[What you will do] What lines of the data include the string "WiFi"? Copy them all.

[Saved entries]
━━━━

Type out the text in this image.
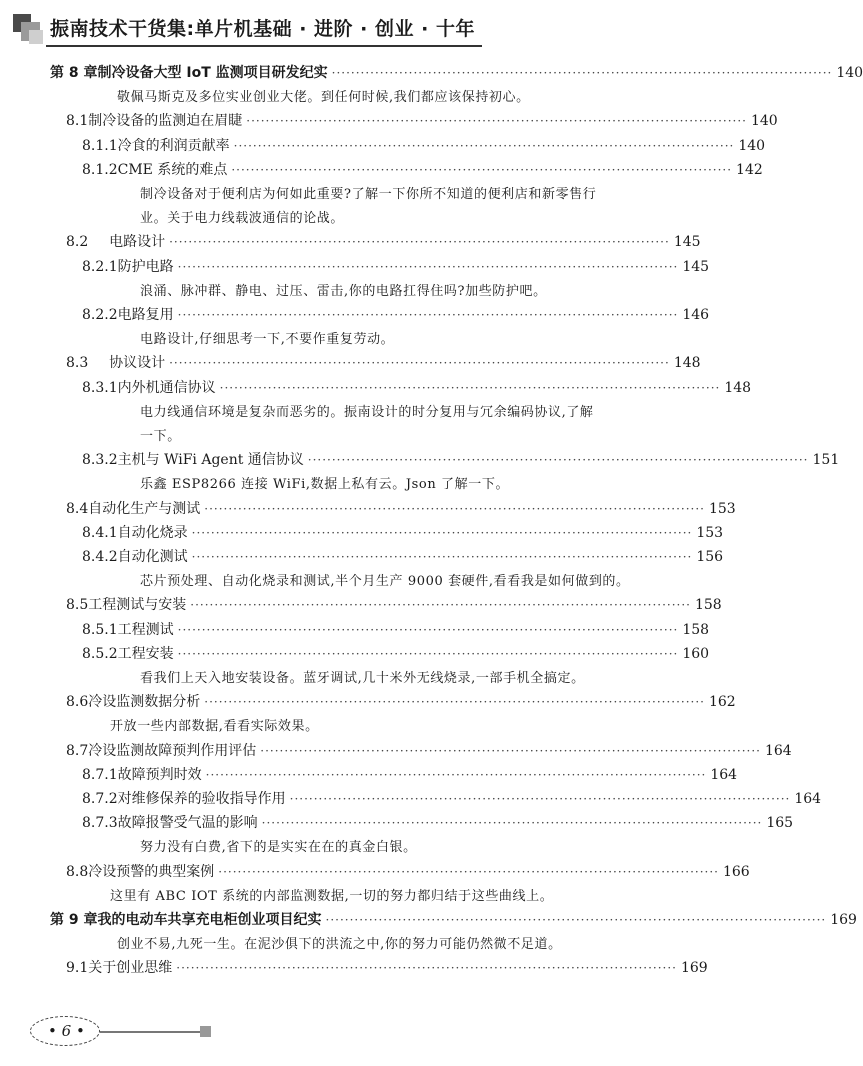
振南技术干货集:单片机基础 · 进阶 · 创业 · 十年
第 8 章 制冷设备大型 IoT 监测项目研发纪实 ········································································································ 140
敬佩马斯克及多位实业创业大佬。到任何时候,我们都应该保持初心。
8.1 制冷设备的监测迫在眉睫 ········································································································ 140
8.1.1 冷食的利润贡献率 ········································································································ 140
8.1.2 CME 系统的难点 ········································································································ 142
制冷设备对于便利店为何如此重要?了解一下你所不知道的便利店和新零售行
业。关于电力线载波通信的论战。
8.2	电路设计 ········································································································ 145
8.2.1 防护电路 ········································································································ 145
浪涌、脉冲群、静电、过压、雷击,你的电路扛得住吗?加些防护吧。
8.2.2 电路复用 ········································································································ 146
电路设计,仔细思考一下,不要作重复劳动。
8.3	协议设计 ········································································································ 148
8.3.1 内外机通信协议 ········································································································ 148
电力线通信环境是复杂而恶劣的。振南设计的时分复用与冗余编码协议,了解
一下。
8.3.2 主机与 WiFi Agent 通信协议 ········································································································ 151
乐鑫 ESP8266 连接 WiFi,数据上私有云。Json 了解一下。
8.4 自动化生产与测试 ········································································································ 153
8.4.1 自动化烧录 ········································································································ 153
8.4.2 自动化测试 ········································································································ 156
芯片预处理、自动化烧录和测试,半个月生产 9000 套硬件,看看我是如何做到的。
8.5 工程测试与安装 ········································································································ 158
8.5.1 工程测试 ········································································································ 158
8.5.2 工程安装 ········································································································ 160
看我们上天入地安装设备。蓝牙调试,几十米外无线烧录,一部手机全搞定。
8.6 冷设监测数据分析 ········································································································ 162
开放一些内部数据,看看实际效果。
8.7 冷设监测故障预判作用评估 ········································································································ 164
8.7.1 故障预判时效 ········································································································ 164
8.7.2 对维修保养的验收指导作用 ········································································································ 164
8.7.3 故障报警受气温的影响 ········································································································ 165
努力没有白费,省下的是实实在在的真金白银。
8.8 冷设预警的典型案例 ········································································································ 166
这里有 ABC IOT 系统的内部监测数据,一切的努力都归结于这些曲线上。
第 9 章 我的电动车共享充电柜创业项目纪实 ········································································································ 169
创业不易,九死一生。在泥沙俱下的洪流之中,你的努力可能仍然微不足道。
9.1 关于创业思维 ········································································································ 169
• 6 •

━━━━

[Answer below]
8.3.2 主机与 WiFi Agent 通信协议 ········································································································ 151
乐鑫 ESP8266 连接 WiFi,数据上私有云。Json 了解一下。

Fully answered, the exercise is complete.